▶ Directions for this task
Reproduce the listing below without changes, except that pictures are left out.

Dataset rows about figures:
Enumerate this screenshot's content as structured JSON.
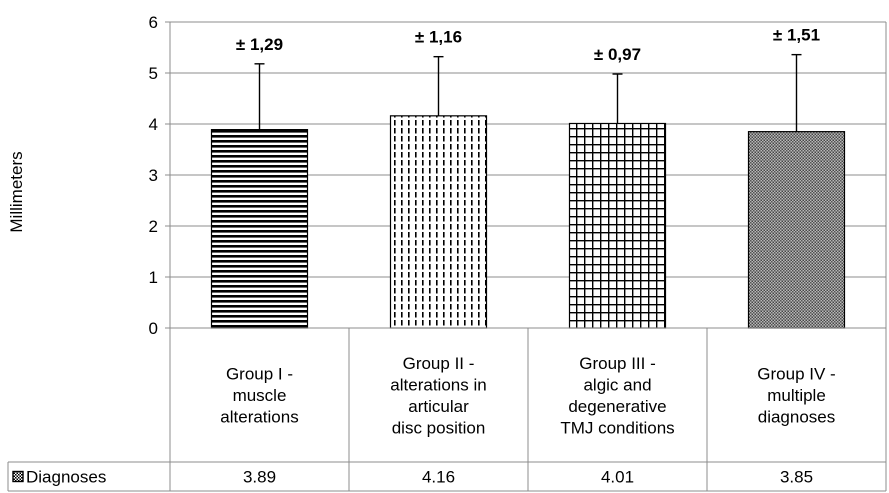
{
  "chart_data": {
    "type": "bar",
    "ylabel": "Millimeters",
    "ylim": [
      0,
      6
    ],
    "yticks": [
      0,
      1,
      2,
      3,
      4,
      5,
      6
    ],
    "grid": true,
    "categories": [
      [
        "Group I -",
        "muscle",
        "alterations"
      ],
      [
        "Group II -",
        "alterations in",
        "articular",
        "disc position"
      ],
      [
        "Group III -",
        "algic and",
        "degenerative",
        "TMJ conditions"
      ],
      [
        "Group IV -",
        "multiple",
        "diagnoses"
      ]
    ],
    "series": [
      {
        "name": "Diagnoses",
        "values": [
          3.89,
          4.16,
          4.01,
          3.85
        ],
        "value_labels": [
          "3.89",
          "4.16",
          "4.01",
          "3.85"
        ],
        "errors": [
          1.29,
          1.16,
          0.97,
          1.51
        ],
        "error_labels": [
          "± 1,29",
          "± 1,16",
          "± 0,97",
          "± 1,51"
        ]
      }
    ],
    "patterns": [
      "horizontal-lines",
      "vertical-dashes",
      "grid",
      "dots"
    ],
    "data_table": true,
    "legend": "table-row"
  }
}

▶ Answer to this task
Enumerate this screenshot's content as structured JSON.
{
  "chart_data": {
    "type": "bar",
    "ylabel": "Millimeters",
    "ylim": [
      0,
      6
    ],
    "yticks": [
      0,
      1,
      2,
      3,
      4,
      5,
      6
    ],
    "grid": true,
    "categories": [
      [
        "Group I -",
        "muscle",
        "alterations"
      ],
      [
        "Group II -",
        "alterations in",
        "articular",
        "disc position"
      ],
      [
        "Group III -",
        "algic and",
        "degenerative",
        "TMJ conditions"
      ],
      [
        "Group IV -",
        "multiple",
        "diagnoses"
      ]
    ],
    "series": [
      {
        "name": "Diagnoses",
        "values": [
          3.89,
          4.16,
          4.01,
          3.85
        ],
        "value_labels": [
          "3.89",
          "4.16",
          "4.01",
          "3.85"
        ],
        "errors": [
          1.29,
          1.16,
          0.97,
          1.51
        ],
        "error_labels": [
          "± 1,29",
          "± 1,16",
          "± 0,97",
          "± 1,51"
        ]
      }
    ],
    "patterns": [
      "horizontal-lines",
      "vertical-dashes",
      "grid",
      "dots"
    ],
    "data_table": true,
    "legend": "table-row"
  }
}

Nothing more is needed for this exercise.